[Lines of data]
┏━━

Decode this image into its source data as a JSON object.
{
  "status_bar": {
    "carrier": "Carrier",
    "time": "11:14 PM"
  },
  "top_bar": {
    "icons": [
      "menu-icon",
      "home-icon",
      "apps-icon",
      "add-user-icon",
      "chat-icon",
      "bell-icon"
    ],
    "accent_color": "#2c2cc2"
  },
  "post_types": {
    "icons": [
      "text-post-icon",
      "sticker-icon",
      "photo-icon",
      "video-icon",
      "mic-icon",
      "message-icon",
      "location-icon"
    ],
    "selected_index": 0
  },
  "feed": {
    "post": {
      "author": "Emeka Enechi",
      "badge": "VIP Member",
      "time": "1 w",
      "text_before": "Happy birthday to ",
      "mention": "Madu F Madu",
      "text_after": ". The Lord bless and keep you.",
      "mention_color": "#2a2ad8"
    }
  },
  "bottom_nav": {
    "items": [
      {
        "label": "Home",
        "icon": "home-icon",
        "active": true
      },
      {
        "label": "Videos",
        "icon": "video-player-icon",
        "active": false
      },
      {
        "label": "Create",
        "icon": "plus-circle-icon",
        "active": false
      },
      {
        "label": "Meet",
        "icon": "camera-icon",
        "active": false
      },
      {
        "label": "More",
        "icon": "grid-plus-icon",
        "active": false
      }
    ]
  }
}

┗━━
┏━━

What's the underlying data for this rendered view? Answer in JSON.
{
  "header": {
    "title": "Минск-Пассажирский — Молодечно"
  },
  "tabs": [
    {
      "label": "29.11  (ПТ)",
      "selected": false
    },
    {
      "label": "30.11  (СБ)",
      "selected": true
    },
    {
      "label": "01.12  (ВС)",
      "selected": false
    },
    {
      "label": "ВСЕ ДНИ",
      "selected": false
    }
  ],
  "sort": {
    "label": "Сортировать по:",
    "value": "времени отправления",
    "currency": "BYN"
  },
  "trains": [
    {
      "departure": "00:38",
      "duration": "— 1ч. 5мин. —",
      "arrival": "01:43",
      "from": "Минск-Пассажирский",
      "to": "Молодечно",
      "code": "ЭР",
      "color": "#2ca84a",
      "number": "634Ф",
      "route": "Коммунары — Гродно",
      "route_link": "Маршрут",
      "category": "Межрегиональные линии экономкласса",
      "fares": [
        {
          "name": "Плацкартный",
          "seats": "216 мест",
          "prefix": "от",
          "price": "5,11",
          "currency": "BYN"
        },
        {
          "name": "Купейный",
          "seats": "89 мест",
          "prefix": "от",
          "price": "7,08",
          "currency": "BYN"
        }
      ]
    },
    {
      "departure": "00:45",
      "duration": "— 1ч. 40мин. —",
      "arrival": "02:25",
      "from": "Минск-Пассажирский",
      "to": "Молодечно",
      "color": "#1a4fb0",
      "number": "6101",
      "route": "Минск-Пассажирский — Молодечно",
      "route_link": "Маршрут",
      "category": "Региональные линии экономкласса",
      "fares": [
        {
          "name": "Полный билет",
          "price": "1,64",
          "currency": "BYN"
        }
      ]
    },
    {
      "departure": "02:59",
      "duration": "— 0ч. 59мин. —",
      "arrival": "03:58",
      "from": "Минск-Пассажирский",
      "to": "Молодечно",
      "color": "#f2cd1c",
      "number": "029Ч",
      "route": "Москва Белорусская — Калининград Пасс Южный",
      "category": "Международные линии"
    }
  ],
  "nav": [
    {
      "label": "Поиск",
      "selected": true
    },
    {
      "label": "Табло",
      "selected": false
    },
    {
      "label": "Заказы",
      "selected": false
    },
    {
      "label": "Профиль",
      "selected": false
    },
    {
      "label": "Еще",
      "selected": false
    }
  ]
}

┗━━
┏━━

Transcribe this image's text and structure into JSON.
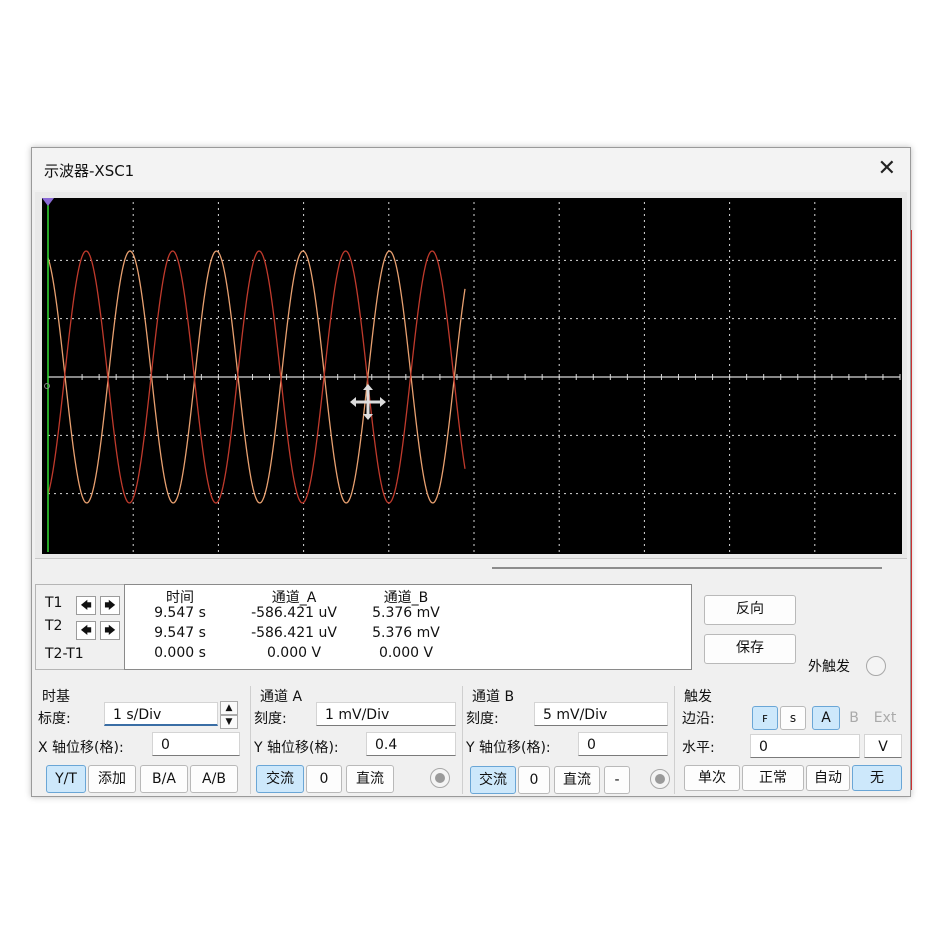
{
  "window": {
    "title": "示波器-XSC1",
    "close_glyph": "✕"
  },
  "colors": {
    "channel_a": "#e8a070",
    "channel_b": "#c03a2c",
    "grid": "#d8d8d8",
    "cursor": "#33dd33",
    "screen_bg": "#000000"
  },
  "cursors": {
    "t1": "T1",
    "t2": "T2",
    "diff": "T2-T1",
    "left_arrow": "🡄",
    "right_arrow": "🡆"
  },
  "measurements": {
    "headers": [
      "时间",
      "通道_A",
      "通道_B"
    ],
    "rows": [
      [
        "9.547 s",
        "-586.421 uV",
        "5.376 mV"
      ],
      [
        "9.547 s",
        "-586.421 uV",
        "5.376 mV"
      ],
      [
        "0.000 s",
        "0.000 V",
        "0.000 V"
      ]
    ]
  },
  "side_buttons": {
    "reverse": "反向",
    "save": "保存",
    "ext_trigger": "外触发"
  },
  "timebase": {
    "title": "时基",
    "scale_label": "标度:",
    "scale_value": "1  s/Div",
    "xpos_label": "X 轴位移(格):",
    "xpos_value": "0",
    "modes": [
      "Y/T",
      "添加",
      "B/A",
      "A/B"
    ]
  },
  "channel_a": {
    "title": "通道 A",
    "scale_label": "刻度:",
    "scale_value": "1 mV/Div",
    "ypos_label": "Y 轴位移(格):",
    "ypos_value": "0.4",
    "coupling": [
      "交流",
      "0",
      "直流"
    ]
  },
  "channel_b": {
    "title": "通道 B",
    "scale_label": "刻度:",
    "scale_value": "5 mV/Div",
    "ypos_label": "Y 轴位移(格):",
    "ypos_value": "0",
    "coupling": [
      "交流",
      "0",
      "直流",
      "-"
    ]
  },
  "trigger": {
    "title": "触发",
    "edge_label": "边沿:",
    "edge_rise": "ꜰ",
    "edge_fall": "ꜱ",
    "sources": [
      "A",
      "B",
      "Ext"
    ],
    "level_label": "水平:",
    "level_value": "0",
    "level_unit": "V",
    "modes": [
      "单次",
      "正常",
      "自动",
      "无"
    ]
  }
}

┗━━

* [Written request] Find each line holding the string "plus" and copy it out.

* [Written solution]
        "icon": "plus-circle-icon",
        "icon": "grid-plus-icon",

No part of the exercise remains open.